## DIRECTIONS FOR THIS TASK
Count how many lines of the material below have the word "name" and give only the number.

== INPUT MATERIAL ==

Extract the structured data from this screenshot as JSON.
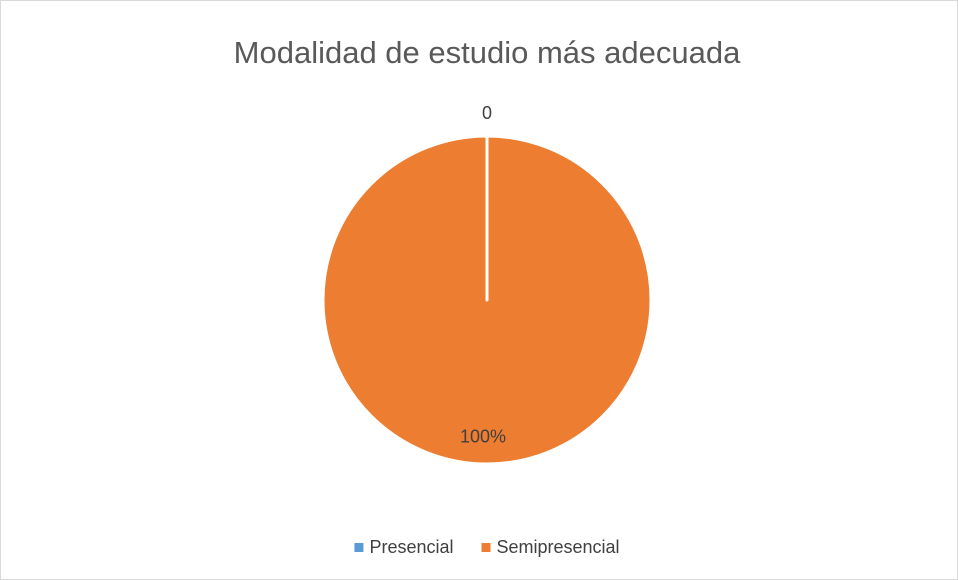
{
  "chart_data": {
    "type": "pie",
    "title": "Modalidad de estudio más adecuada",
    "categories": [
      "Presencial",
      "Semipresencial"
    ],
    "values": [
      0,
      100
    ],
    "value_labels": [
      "0",
      "100%"
    ],
    "colors": [
      "#5b9bd5",
      "#ed7d31"
    ],
    "legend": "bottom"
  }
}
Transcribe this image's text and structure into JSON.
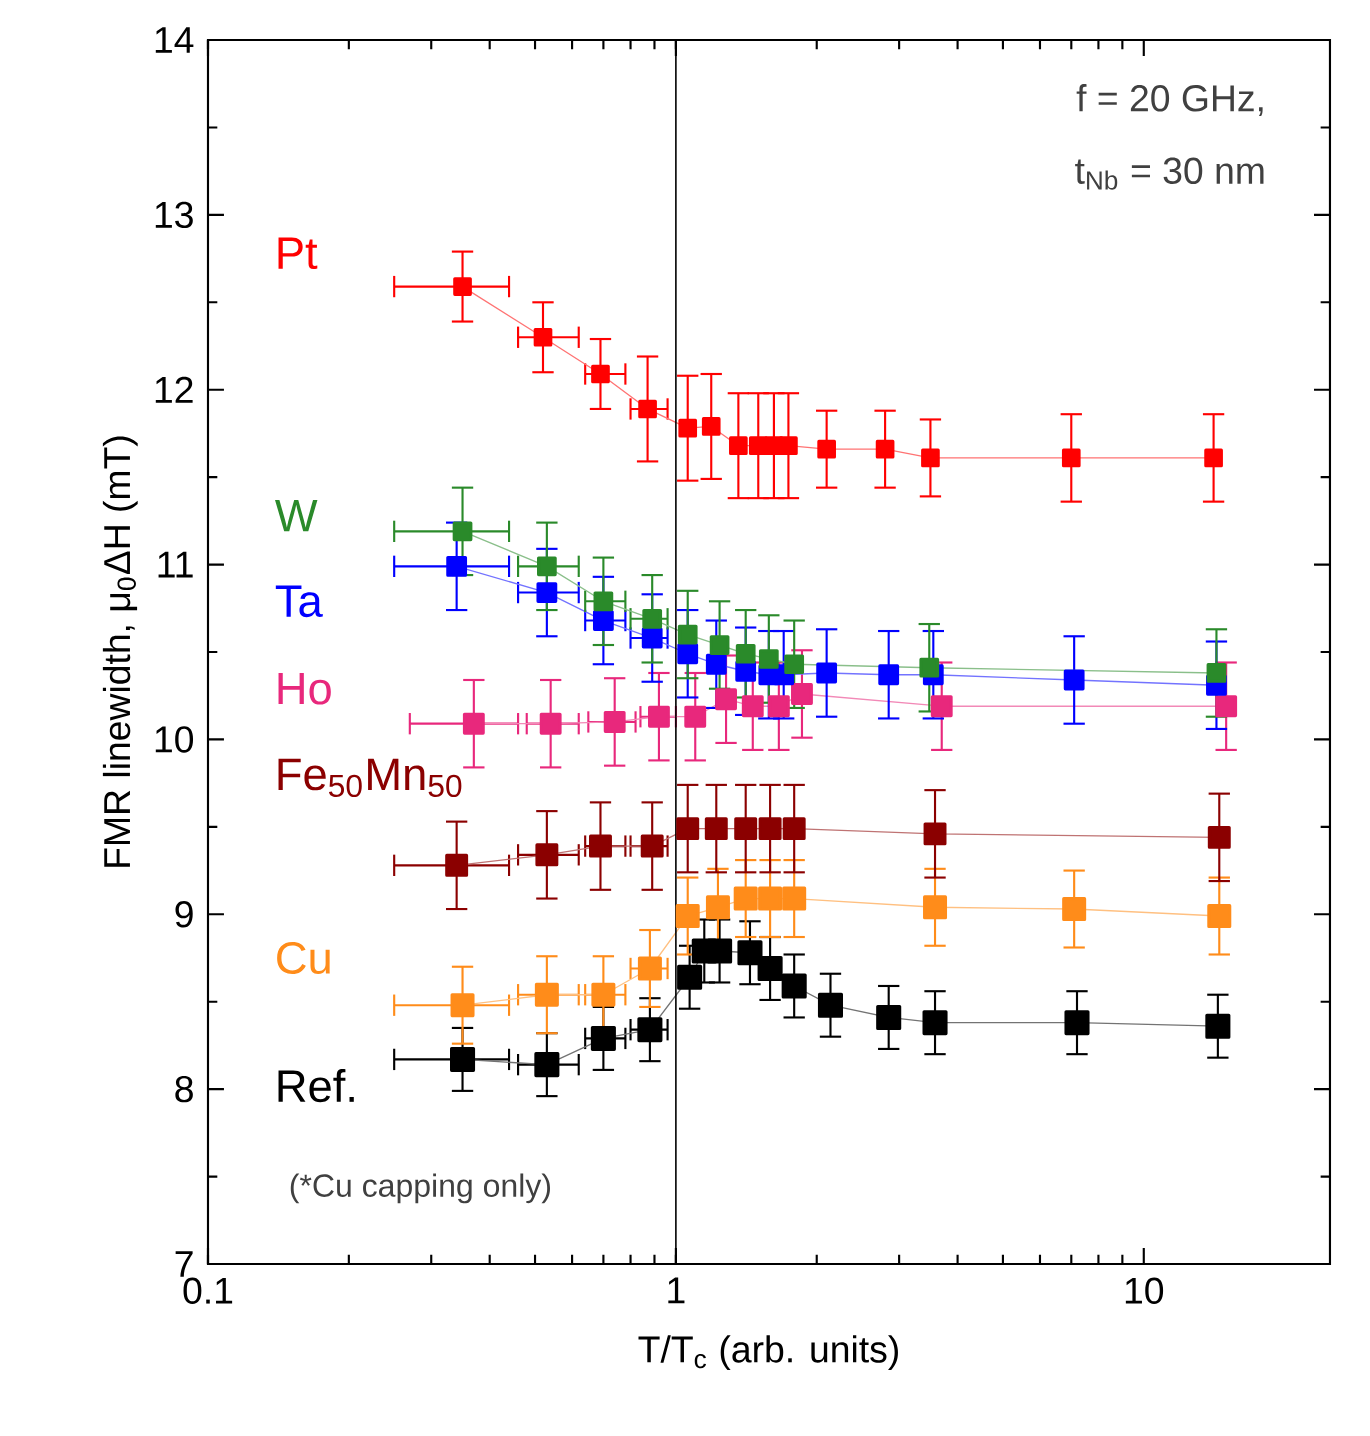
{
  "chart_data": {
    "type": "line",
    "xlabel": "T/T$_{c}$ (arb. units)",
    "ylabel": "FMR linewidth, μ$_{0}$ΔH (mT)",
    "log": "x",
    "xlim": [
      0.1,
      25
    ],
    "xticks": [
      0.1,
      1,
      10
    ],
    "ylim": [
      7,
      14
    ],
    "yticks": [
      7,
      8,
      9,
      10,
      11,
      12,
      13,
      14
    ],
    "marker": "square",
    "legend": "left",
    "annotations": [
      "f = 20 GHz,",
      "t$_{Nb}$ = 30 nm",
      "(*Cu capping only)"
    ],
    "ref_lines": [
      {
        "axis": "x",
        "value": 1,
        "color": "#000000"
      }
    ],
    "series": [
      {
        "name": "Pt",
        "color": "#ff0000",
        "x": [
          0.35,
          0.52,
          0.69,
          0.87,
          1.06,
          1.19,
          1.36,
          1.5,
          1.62,
          1.74,
          2.1,
          2.8,
          3.5,
          7.0,
          14.1
        ],
        "values": [
          12.59,
          12.3,
          12.09,
          11.89,
          11.78,
          11.79,
          11.68,
          11.68,
          11.68,
          11.68,
          11.66,
          11.66,
          11.61,
          11.61,
          11.61
        ],
        "errors": [
          0.2,
          0.2,
          0.2,
          0.3,
          0.3,
          0.3,
          0.3,
          0.3,
          0.3,
          0.3,
          0.22,
          0.22,
          0.22,
          0.25,
          0.25
        ],
        "xerrors": [
          [
            0.25,
            0.44
          ],
          [
            0.46,
            0.62
          ],
          [
            0.64,
            0.78
          ],
          [
            0.8,
            0.96
          ],
          null,
          null,
          null,
          null,
          null,
          null,
          null,
          null,
          null,
          null,
          null
        ]
      },
      {
        "name": "W",
        "color": "#2a8a2a",
        "x": [
          0.35,
          0.53,
          0.7,
          0.89,
          1.06,
          1.24,
          1.41,
          1.58,
          1.79,
          3.48,
          14.3
        ],
        "values": [
          11.19,
          10.99,
          10.79,
          10.69,
          10.6,
          10.54,
          10.49,
          10.46,
          10.43,
          10.41,
          10.38
        ],
        "errors": [
          0.25,
          0.25,
          0.25,
          0.25,
          0.25,
          0.25,
          0.25,
          0.25,
          0.25,
          0.25,
          0.25
        ],
        "xerrors": [
          [
            0.25,
            0.44
          ],
          [
            0.46,
            0.62
          ],
          [
            0.64,
            0.78
          ],
          [
            0.8,
            0.96
          ],
          null,
          null,
          null,
          null,
          null,
          null,
          null
        ]
      },
      {
        "name": "Ta",
        "color": "#0000ff",
        "x": [
          0.34,
          0.53,
          0.7,
          0.89,
          1.06,
          1.22,
          1.41,
          1.58,
          1.7,
          2.1,
          2.85,
          3.55,
          7.1,
          14.3
        ],
        "values": [
          10.99,
          10.84,
          10.68,
          10.58,
          10.49,
          10.43,
          10.39,
          10.37,
          10.37,
          10.38,
          10.37,
          10.37,
          10.34,
          10.31
        ],
        "errors": [
          0.25,
          0.25,
          0.25,
          0.25,
          0.25,
          0.25,
          0.25,
          0.25,
          0.25,
          0.25,
          0.25,
          0.25,
          0.25,
          0.25
        ],
        "xerrors": [
          [
            0.25,
            0.44
          ],
          [
            0.46,
            0.62
          ],
          [
            0.64,
            0.78
          ],
          [
            0.8,
            0.96
          ],
          null,
          null,
          null,
          null,
          null,
          null,
          null,
          null,
          null,
          null
        ]
      },
      {
        "name": "Ho",
        "color": "#e8287c",
        "x": [
          0.37,
          0.54,
          0.74,
          0.92,
          1.1,
          1.28,
          1.46,
          1.66,
          1.86,
          3.7,
          15.0
        ],
        "values": [
          10.09,
          10.09,
          10.1,
          10.13,
          10.13,
          10.23,
          10.19,
          10.19,
          10.26,
          10.19,
          10.19
        ],
        "errors": [
          0.25,
          0.25,
          0.25,
          0.25,
          0.25,
          0.25,
          0.25,
          0.25,
          0.25,
          0.25,
          0.25
        ],
        "xerrors": [
          [
            0.27,
            0.46
          ],
          [
            0.48,
            0.62
          ],
          [
            0.65,
            0.82
          ],
          [
            0.84,
            1.0
          ],
          null,
          null,
          null,
          null,
          null,
          null,
          null
        ]
      },
      {
        "name": "Fe$_{50}$Mn$_{50}$",
        "color": "#8b0000",
        "x": [
          0.34,
          0.53,
          0.69,
          0.89,
          1.06,
          1.22,
          1.41,
          1.59,
          1.79,
          3.58,
          14.5
        ],
        "values": [
          9.28,
          9.34,
          9.39,
          9.39,
          9.49,
          9.49,
          9.49,
          9.49,
          9.49,
          9.46,
          9.44
        ],
        "errors": [
          0.25,
          0.25,
          0.25,
          0.25,
          0.25,
          0.25,
          0.25,
          0.25,
          0.25,
          0.25,
          0.25
        ],
        "xerrors": [
          [
            0.25,
            0.44
          ],
          [
            0.46,
            0.62
          ],
          [
            0.64,
            0.78
          ],
          [
            0.8,
            0.96
          ],
          null,
          null,
          null,
          null,
          null,
          null,
          null
        ]
      },
      {
        "name": "Cu",
        "color": "#ff8c1a",
        "x": [
          0.35,
          0.53,
          0.7,
          0.88,
          1.06,
          1.23,
          1.41,
          1.59,
          1.79,
          3.58,
          7.1,
          14.5
        ],
        "values": [
          8.48,
          8.54,
          8.54,
          8.69,
          8.99,
          9.04,
          9.09,
          9.09,
          9.09,
          9.04,
          9.03,
          8.99
        ],
        "errors": [
          0.22,
          0.22,
          0.22,
          0.22,
          0.22,
          0.22,
          0.22,
          0.22,
          0.22,
          0.22,
          0.22,
          0.22
        ],
        "xerrors": [
          [
            0.25,
            0.44
          ],
          [
            0.46,
            0.62
          ],
          [
            0.64,
            0.78
          ],
          [
            0.8,
            0.96
          ],
          null,
          null,
          null,
          null,
          null,
          null,
          null,
          null
        ]
      },
      {
        "name": "Ref.",
        "color": "#000000",
        "x": [
          0.35,
          0.53,
          0.7,
          0.88,
          1.07,
          1.15,
          1.24,
          1.44,
          1.59,
          1.79,
          2.14,
          2.85,
          3.58,
          7.2,
          14.4
        ],
        "values": [
          8.17,
          8.14,
          8.29,
          8.34,
          8.64,
          8.79,
          8.79,
          8.78,
          8.69,
          8.59,
          8.48,
          8.41,
          8.38,
          8.38,
          8.36
        ],
        "errors": [
          0.18,
          0.18,
          0.18,
          0.18,
          0.18,
          0.18,
          0.18,
          0.18,
          0.18,
          0.18,
          0.18,
          0.18,
          0.18,
          0.18,
          0.18
        ],
        "xerrors": [
          [
            0.25,
            0.44
          ],
          [
            0.46,
            0.62
          ],
          [
            0.64,
            0.78
          ],
          [
            0.8,
            0.96
          ],
          null,
          null,
          null,
          null,
          null,
          null,
          null,
          null,
          null,
          null,
          null
        ]
      }
    ]
  }
}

===

## SOLUTION TO THE EXERCISE
7